Quote the data below in full, minus the images.

◆ ◆ ◆ ◆ ◆

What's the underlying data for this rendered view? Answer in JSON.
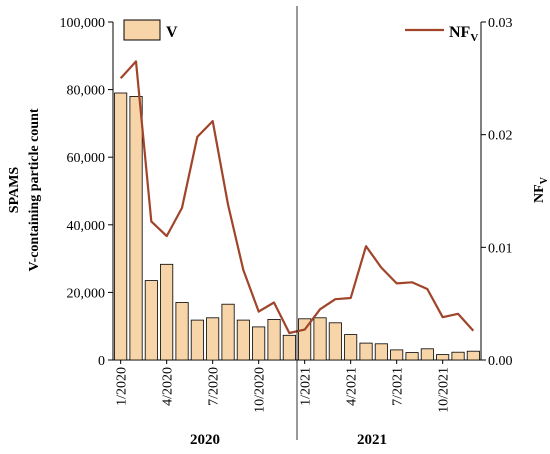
{
  "chart_data": {
    "type": "bar+line",
    "categories": [
      "1/2020",
      "2/2020",
      "3/2020",
      "4/2020",
      "5/2020",
      "6/2020",
      "7/2020",
      "8/2020",
      "9/2020",
      "10/2020",
      "11/2020",
      "12/2020",
      "1/2021",
      "2/2021",
      "3/2021",
      "4/2021",
      "5/2021",
      "6/2021",
      "7/2021",
      "8/2021",
      "9/2021",
      "10/2021",
      "11/2021",
      "12/2021"
    ],
    "x_tick_labels": [
      "1/2020",
      "4/2020",
      "7/2020",
      "10/2020",
      "1/2021",
      "4/2021",
      "7/2021",
      "10/2021"
    ],
    "x_tick_indices": [
      0,
      3,
      6,
      9,
      12,
      15,
      18,
      21
    ],
    "year_labels": [
      "2020",
      "2021"
    ],
    "year_divider_after_index": 11,
    "series": [
      {
        "name": "V",
        "type": "bar",
        "axis": "left",
        "color": "#f8d5a8",
        "values": [
          79000,
          78000,
          23500,
          28300,
          17000,
          11800,
          12500,
          16500,
          11800,
          9800,
          12000,
          7300,
          12200,
          12500,
          11000,
          7500,
          5000,
          4800,
          3000,
          2200,
          3300,
          1600,
          2300,
          2600
        ]
      },
      {
        "name": "NF",
        "name_subscript": "V",
        "type": "line",
        "axis": "right",
        "color": "#a0442a",
        "values": [
          0.025,
          0.0265,
          0.0123,
          0.011,
          0.0135,
          0.0198,
          0.0212,
          0.0138,
          0.008,
          0.0043,
          0.0051,
          0.0024,
          0.0027,
          0.0045,
          0.0054,
          0.0055,
          0.0101,
          0.0082,
          0.0068,
          0.0069,
          0.0063,
          0.0038,
          0.0041,
          0.0026
        ]
      }
    ],
    "y_left": {
      "label_line1": "SPAMS",
      "label_line2": "V-containing particle count",
      "ylim": [
        0,
        100000
      ],
      "ticks": [
        "0",
        "20,000",
        "40,000",
        "60,000",
        "80,000",
        "100,000"
      ],
      "tick_values": [
        0,
        20000,
        40000,
        60000,
        80000,
        100000
      ]
    },
    "y_right": {
      "label": "NF",
      "label_subscript": "V",
      "ylim": [
        0,
        0.03
      ],
      "ticks": [
        "0.00",
        "0.01",
        "0.02",
        "0.03"
      ],
      "tick_values": [
        0,
        0.01,
        0.02,
        0.03
      ]
    },
    "legend": {
      "bar_label": "V",
      "line_label": "NF",
      "line_label_subscript": "V",
      "bar_placement": "top-left",
      "line_placement": "top-right"
    },
    "grid": false
  }
}
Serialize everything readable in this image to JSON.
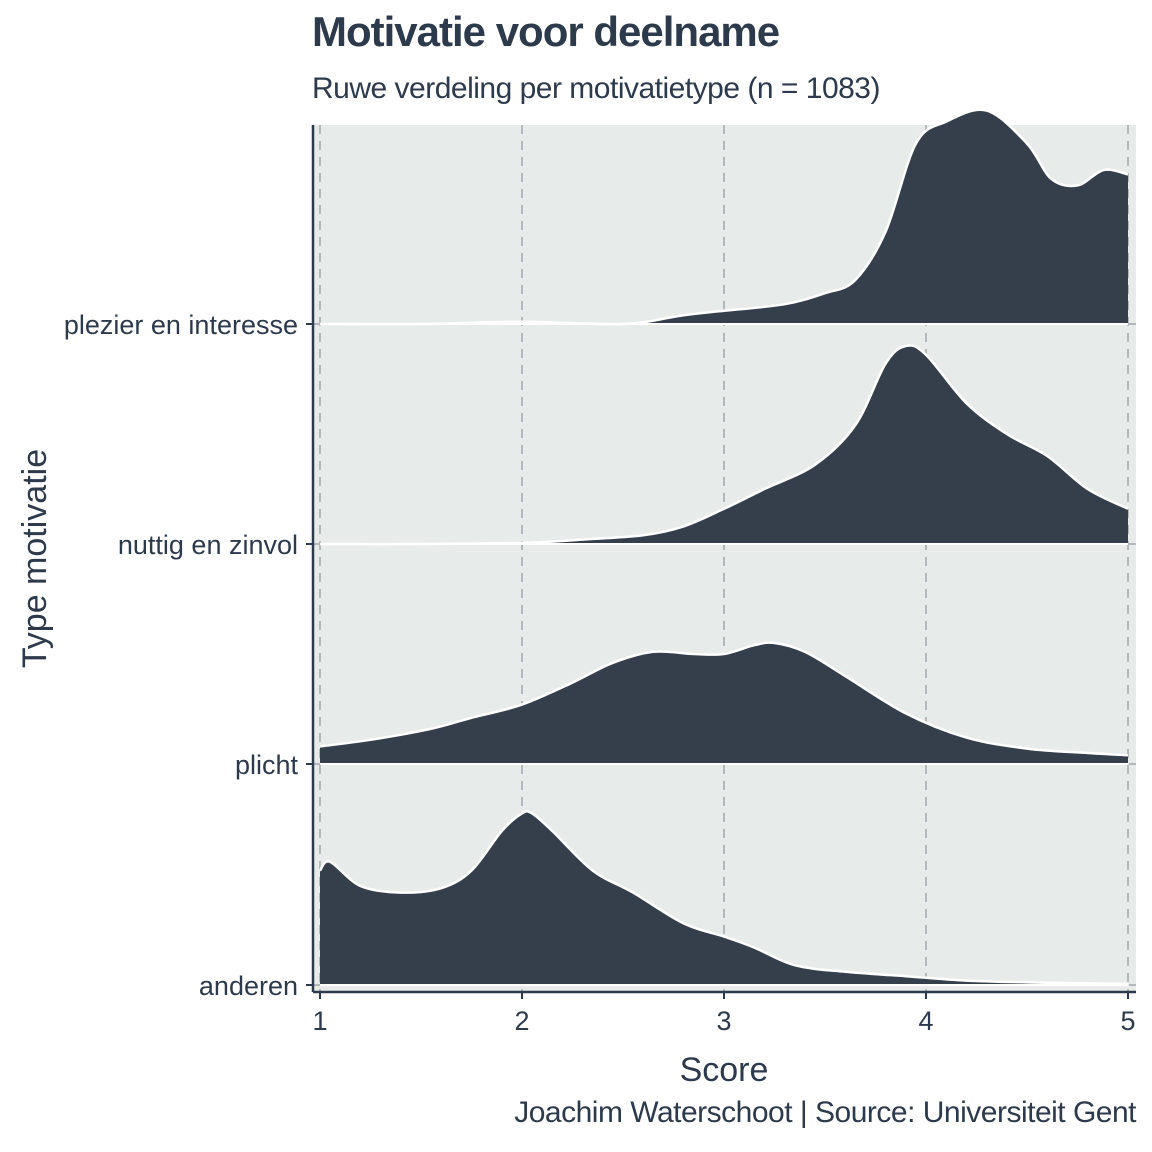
{
  "chart_data": {
    "type": "ridgeline",
    "title": "Motivatie voor deelname",
    "subtitle": "Ruwe verdeling per motivatietype (n = 1083)",
    "caption": "Joachim Waterschoot | Source: Universiteit Gent",
    "xlabel": "Score",
    "ylabel": "Type motivatie",
    "xlim": [
      1,
      5
    ],
    "x_ticks": [
      1,
      2,
      3,
      4,
      5
    ],
    "categories": [
      "anderen",
      "plicht",
      "nuttig en zinvol",
      "plezier en interesse"
    ],
    "grid": "vertical dashed",
    "colors": {
      "fill": "#353f4c",
      "outline": "#ffffff",
      "panel": "#e7eceb",
      "text": "#2d3a4b",
      "grid": "#b3b8bb"
    },
    "series": [
      {
        "name": "anderen",
        "x": [
          1.0,
          1.05,
          1.2,
          1.4,
          1.6,
          1.75,
          1.9,
          2.0,
          2.05,
          2.15,
          2.35,
          2.55,
          2.8,
          3.0,
          3.15,
          3.35,
          3.6,
          3.9,
          4.2,
          4.6,
          5.0
        ],
        "density": [
          0.52,
          0.56,
          0.45,
          0.42,
          0.44,
          0.52,
          0.7,
          0.78,
          0.78,
          0.7,
          0.52,
          0.42,
          0.28,
          0.22,
          0.17,
          0.09,
          0.06,
          0.04,
          0.02,
          0.01,
          0.005
        ]
      },
      {
        "name": "plicht",
        "x": [
          1.0,
          1.25,
          1.55,
          1.75,
          2.0,
          2.25,
          2.45,
          2.65,
          2.85,
          3.0,
          3.15,
          3.25,
          3.4,
          3.6,
          3.9,
          4.2,
          4.5,
          4.8,
          5.0
        ],
        "density": [
          0.08,
          0.11,
          0.16,
          0.21,
          0.27,
          0.37,
          0.46,
          0.51,
          0.5,
          0.5,
          0.54,
          0.55,
          0.51,
          0.4,
          0.23,
          0.12,
          0.07,
          0.05,
          0.04
        ]
      },
      {
        "name": "nuttig en zinvol",
        "x": [
          1.0,
          1.5,
          2.0,
          2.3,
          2.6,
          2.8,
          3.0,
          3.2,
          3.45,
          3.65,
          3.8,
          3.9,
          4.0,
          4.2,
          4.4,
          4.6,
          4.8,
          5.0
        ],
        "density": [
          0.0,
          0.0,
          0.005,
          0.02,
          0.04,
          0.08,
          0.16,
          0.25,
          0.36,
          0.54,
          0.82,
          0.9,
          0.86,
          0.64,
          0.5,
          0.4,
          0.25,
          0.16
        ]
      },
      {
        "name": "plezier en interesse",
        "x": [
          1.0,
          1.5,
          2.0,
          2.5,
          2.8,
          3.0,
          3.3,
          3.5,
          3.65,
          3.8,
          3.95,
          4.1,
          4.3,
          4.5,
          4.62,
          4.75,
          4.88,
          5.0
        ],
        "density": [
          0.0,
          0.0,
          0.01,
          0.0,
          0.04,
          0.06,
          0.09,
          0.14,
          0.2,
          0.42,
          0.82,
          0.92,
          0.97,
          0.82,
          0.66,
          0.63,
          0.7,
          0.68
        ]
      }
    ]
  }
}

◆ ◆ ◆ ◆ ◆

## Solution for this exercise
What's the underlying data for this rendered view? Answer in JSON.
{
  "chart_data": {
    "type": "bar+line",
    "categories": [
      "1/2020",
      "2/2020",
      "3/2020",
      "4/2020",
      "5/2020",
      "6/2020",
      "7/2020",
      "8/2020",
      "9/2020",
      "10/2020",
      "11/2020",
      "12/2020",
      "1/2021",
      "2/2021",
      "3/2021",
      "4/2021",
      "5/2021",
      "6/2021",
      "7/2021",
      "8/2021",
      "9/2021",
      "10/2021",
      "11/2021",
      "12/2021"
    ],
    "x_tick_labels": [
      "1/2020",
      "4/2020",
      "7/2020",
      "10/2020",
      "1/2021",
      "4/2021",
      "7/2021",
      "10/2021"
    ],
    "x_tick_indices": [
      0,
      3,
      6,
      9,
      12,
      15,
      18,
      21
    ],
    "year_labels": [
      "2020",
      "2021"
    ],
    "year_divider_after_index": 11,
    "series": [
      {
        "name": "V",
        "type": "bar",
        "axis": "left",
        "color": "#f8d5a8",
        "values": [
          79000,
          78000,
          23500,
          28300,
          17000,
          11800,
          12500,
          16500,
          11800,
          9800,
          12000,
          7300,
          12200,
          12500,
          11000,
          7500,
          5000,
          4800,
          3000,
          2200,
          3300,
          1600,
          2300,
          2600
        ]
      },
      {
        "name": "NF",
        "name_subscript": "V",
        "type": "line",
        "axis": "right",
        "color": "#a0442a",
        "values": [
          0.025,
          0.0265,
          0.0123,
          0.011,
          0.0135,
          0.0198,
          0.0212,
          0.0138,
          0.008,
          0.0043,
          0.0051,
          0.0024,
          0.0027,
          0.0045,
          0.0054,
          0.0055,
          0.0101,
          0.0082,
          0.0068,
          0.0069,
          0.0063,
          0.0038,
          0.0041,
          0.0026
        ]
      }
    ],
    "y_left": {
      "label_line1": "SPAMS",
      "label_line2": "V-containing particle count",
      "ylim": [
        0,
        100000
      ],
      "ticks": [
        "0",
        "20,000",
        "40,000",
        "60,000",
        "80,000",
        "100,000"
      ],
      "tick_values": [
        0,
        20000,
        40000,
        60000,
        80000,
        100000
      ]
    },
    "y_right": {
      "label": "NF",
      "label_subscript": "V",
      "ylim": [
        0,
        0.03
      ],
      "ticks": [
        "0.00",
        "0.01",
        "0.02",
        "0.03"
      ],
      "tick_values": [
        0,
        0.01,
        0.02,
        0.03
      ]
    },
    "legend": {
      "bar_label": "V",
      "line_label": "NF",
      "line_label_subscript": "V",
      "bar_placement": "top-left",
      "line_placement": "top-right"
    },
    "grid": false
  }
}
Serialize everything readable in this image to JSON.
{
  "chart_data": {
    "type": "ridgeline",
    "title": "Motivatie voor deelname",
    "subtitle": "Ruwe verdeling per motivatietype (n = 1083)",
    "caption": "Joachim Waterschoot | Source: Universiteit Gent",
    "xlabel": "Score",
    "ylabel": "Type motivatie",
    "xlim": [
      1,
      5
    ],
    "x_ticks": [
      1,
      2,
      3,
      4,
      5
    ],
    "categories": [
      "anderen",
      "plicht",
      "nuttig en zinvol",
      "plezier en interesse"
    ],
    "grid": "vertical dashed",
    "colors": {
      "fill": "#353f4c",
      "outline": "#ffffff",
      "panel": "#e7eceb",
      "text": "#2d3a4b",
      "grid": "#b3b8bb"
    },
    "series": [
      {
        "name": "anderen",
        "x": [
          1.0,
          1.05,
          1.2,
          1.4,
          1.6,
          1.75,
          1.9,
          2.0,
          2.05,
          2.15,
          2.35,
          2.55,
          2.8,
          3.0,
          3.15,
          3.35,
          3.6,
          3.9,
          4.2,
          4.6,
          5.0
        ],
        "density": [
          0.52,
          0.56,
          0.45,
          0.42,
          0.44,
          0.52,
          0.7,
          0.78,
          0.78,
          0.7,
          0.52,
          0.42,
          0.28,
          0.22,
          0.17,
          0.09,
          0.06,
          0.04,
          0.02,
          0.01,
          0.005
        ]
      },
      {
        "name": "plicht",
        "x": [
          1.0,
          1.25,
          1.55,
          1.75,
          2.0,
          2.25,
          2.45,
          2.65,
          2.85,
          3.0,
          3.15,
          3.25,
          3.4,
          3.6,
          3.9,
          4.2,
          4.5,
          4.8,
          5.0
        ],
        "density": [
          0.08,
          0.11,
          0.16,
          0.21,
          0.27,
          0.37,
          0.46,
          0.51,
          0.5,
          0.5,
          0.54,
          0.55,
          0.51,
          0.4,
          0.23,
          0.12,
          0.07,
          0.05,
          0.04
        ]
      },
      {
        "name": "nuttig en zinvol",
        "x": [
          1.0,
          1.5,
          2.0,
          2.3,
          2.6,
          2.8,
          3.0,
          3.2,
          3.45,
          3.65,
          3.8,
          3.9,
          4.0,
          4.2,
          4.4,
          4.6,
          4.8,
          5.0
        ],
        "density": [
          0.0,
          0.0,
          0.005,
          0.02,
          0.04,
          0.08,
          0.16,
          0.25,
          0.36,
          0.54,
          0.82,
          0.9,
          0.86,
          0.64,
          0.5,
          0.4,
          0.25,
          0.16
        ]
      },
      {
        "name": "plezier en interesse",
        "x": [
          1.0,
          1.5,
          2.0,
          2.5,
          2.8,
          3.0,
          3.3,
          3.5,
          3.65,
          3.8,
          3.95,
          4.1,
          4.3,
          4.5,
          4.62,
          4.75,
          4.88,
          5.0
        ],
        "density": [
          0.0,
          0.0,
          0.01,
          0.0,
          0.04,
          0.06,
          0.09,
          0.14,
          0.2,
          0.42,
          0.82,
          0.92,
          0.97,
          0.82,
          0.66,
          0.63,
          0.7,
          0.68
        ]
      }
    ]
  }
}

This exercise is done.